## START
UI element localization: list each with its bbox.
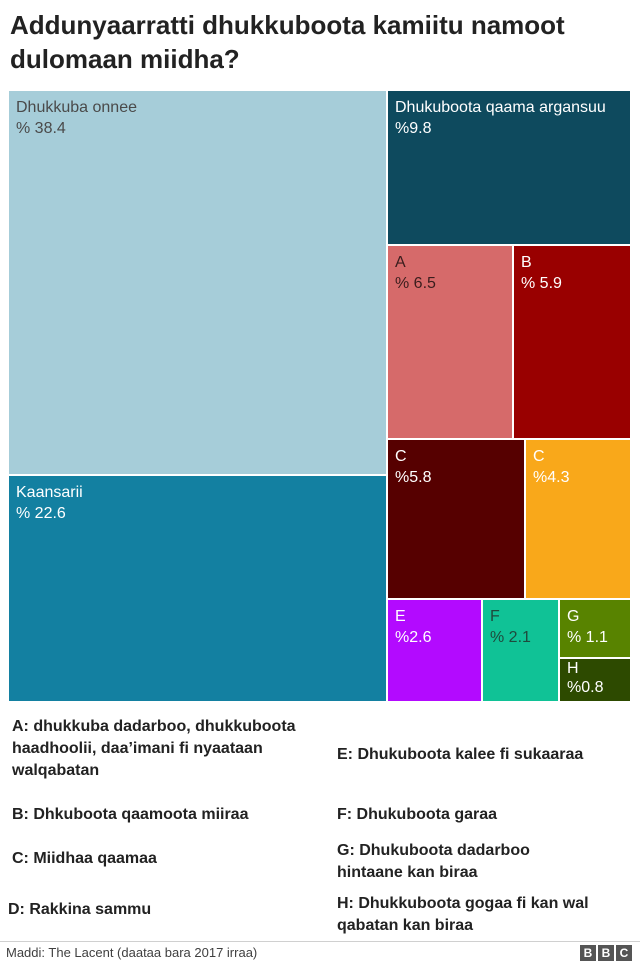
bbc-logo-letter-1: B <box>580 945 596 961</box>
tile-g-label: G <box>567 608 579 625</box>
tile-f-value: % 2.1 <box>490 629 531 646</box>
tile-d-mental-label: C <box>533 448 545 465</box>
tile-heart-disease-value: % 38.4 <box>16 120 66 137</box>
tile-c-injuries-label: C <box>395 448 407 465</box>
legend-item-a: A: dhukkuba dadarboo, dhukkuboota haadho… <box>12 718 296 779</box>
legend-item-b: B: Dhkuboota qaamoota miiraa <box>12 806 249 823</box>
source-note: Maddi: The Lacent (daataa bara 2017 irra… <box>6 945 258 960</box>
tile-cancer-value: % 22.6 <box>16 505 66 522</box>
treemap-chart: Dhukkuba onnee % 38.4 Kaansarii % 22.6 Dhuku… <box>9 91 630 701</box>
bbc-logo: B B C <box>580 945 632 961</box>
tile-f <box>483 600 558 701</box>
tile-g <box>560 600 630 657</box>
tile-heart-disease <box>9 91 386 474</box>
tile-f-label: F <box>490 608 500 625</box>
legend-item-h: H: Dhukkuboota gogaa fi kan wal qabatan … <box>337 895 589 934</box>
tile-h-value: %0.8 <box>567 679 604 696</box>
tile-c-injuries-value: %5.8 <box>395 469 432 486</box>
tile-a <box>388 246 512 438</box>
tile-respiratory-label: Dhukuboota qaama argansuu <box>395 99 606 116</box>
tile-h-label: H <box>567 660 579 677</box>
legend-item-d: D: Rakkina sammu <box>8 901 152 918</box>
tile-e-label: E <box>395 608 406 625</box>
tile-a-label: A <box>395 254 406 271</box>
tile-e-value: %2.6 <box>395 629 432 646</box>
tile-respiratory <box>388 91 630 244</box>
tile-cancer <box>9 476 386 701</box>
tile-e <box>388 600 481 701</box>
tile-cancer-label: Kaansarii <box>16 484 83 501</box>
bbc-logo-letter-3: C <box>616 945 632 961</box>
tile-c-injuries <box>388 440 524 598</box>
tile-d-mental-value: %4.3 <box>533 469 570 486</box>
footer-divider <box>0 941 640 942</box>
tile-heart-disease-label: Dhukkuba onnee <box>16 99 137 116</box>
tile-a-value: % 6.5 <box>395 275 436 292</box>
tile-b-value: % 5.9 <box>521 275 562 292</box>
legend-item-e: E: Dhukuboota kalee fi sukaaraa <box>337 746 584 763</box>
bbc-logo-letter-2: B <box>598 945 614 961</box>
tile-h <box>560 659 630 701</box>
tile-b-label: B <box>521 254 532 271</box>
legend-item-f: F: Dhukuboota garaa <box>337 806 498 823</box>
chart-title: Addunyaarratti dhukkuboota kamiitu namoo… <box>10 10 565 74</box>
tile-d-mental <box>526 440 630 598</box>
legend-item-c: C: Miidhaa qaamaa <box>12 850 157 867</box>
tile-g-value: % 1.1 <box>567 629 608 646</box>
legend-item-g: G: Dhukuboota dadarboo hintaane kan bira… <box>337 842 530 881</box>
tile-b <box>514 246 630 438</box>
tile-respiratory-value: %9.8 <box>395 120 432 137</box>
## END
Copy every one of the items above word for word, leaving out the pictures.

UI element localization: list each with its bbox.
bbc-logo-letter-1: B <box>580 945 596 961</box>
tile-g-label: G <box>567 608 579 625</box>
tile-f-value: % 2.1 <box>490 629 531 646</box>
tile-d-mental-label: C <box>533 448 545 465</box>
tile-heart-disease-value: % 38.4 <box>16 120 66 137</box>
tile-c-injuries-label: C <box>395 448 407 465</box>
legend-item-a: A: dhukkuba dadarboo, dhukkuboota haadho… <box>12 718 296 779</box>
legend-item-b: B: Dhkuboota qaamoota miiraa <box>12 806 249 823</box>
source-note: Maddi: The Lacent (daataa bara 2017 irra… <box>6 945 258 960</box>
tile-cancer-value: % 22.6 <box>16 505 66 522</box>
treemap-chart: Dhukkuba onnee % 38.4 Kaansarii % 22.6 Dhuku… <box>9 91 630 701</box>
bbc-logo: B B C <box>580 945 632 961</box>
tile-f <box>483 600 558 701</box>
tile-g <box>560 600 630 657</box>
tile-heart-disease <box>9 91 386 474</box>
tile-f-label: F <box>490 608 500 625</box>
legend-item-h: H: Dhukkuboota gogaa fi kan wal qabatan … <box>337 895 589 934</box>
tile-h-value: %0.8 <box>567 679 604 696</box>
tile-c-injuries-value: %5.8 <box>395 469 432 486</box>
tile-a <box>388 246 512 438</box>
tile-respiratory-label: Dhukuboota qaama argansuu <box>395 99 606 116</box>
tile-h-label: H <box>567 660 579 677</box>
legend-item-d: D: Rakkina sammu <box>8 901 152 918</box>
tile-e-label: E <box>395 608 406 625</box>
tile-a-label: A <box>395 254 406 271</box>
tile-e-value: %2.6 <box>395 629 432 646</box>
tile-respiratory <box>388 91 630 244</box>
tile-cancer <box>9 476 386 701</box>
tile-e <box>388 600 481 701</box>
tile-cancer-label: Kaansarii <box>16 484 83 501</box>
bbc-logo-letter-3: C <box>616 945 632 961</box>
tile-c-injuries <box>388 440 524 598</box>
tile-d-mental-value: %4.3 <box>533 469 570 486</box>
footer-divider <box>0 941 640 942</box>
tile-heart-disease-label: Dhukkuba onnee <box>16 99 137 116</box>
tile-a-value: % 6.5 <box>395 275 436 292</box>
tile-b-value: % 5.9 <box>521 275 562 292</box>
legend-item-e: E: Dhukuboota kalee fi sukaaraa <box>337 746 584 763</box>
bbc-logo-letter-2: B <box>598 945 614 961</box>
tile-h <box>560 659 630 701</box>
tile-b-label: B <box>521 254 532 271</box>
legend-item-f: F: Dhukuboota garaa <box>337 806 498 823</box>
chart-title: Addunyaarratti dhukkuboota kamiitu namoo… <box>10 10 565 74</box>
tile-d-mental <box>526 440 630 598</box>
legend-item-c: C: Miidhaa qaamaa <box>12 850 157 867</box>
tile-g-value: % 1.1 <box>567 629 608 646</box>
legend-item-g: G: Dhukuboota dadarboo hintaane kan bira… <box>337 842 530 881</box>
tile-b <box>514 246 630 438</box>
tile-respiratory-value: %9.8 <box>395 120 432 137</box>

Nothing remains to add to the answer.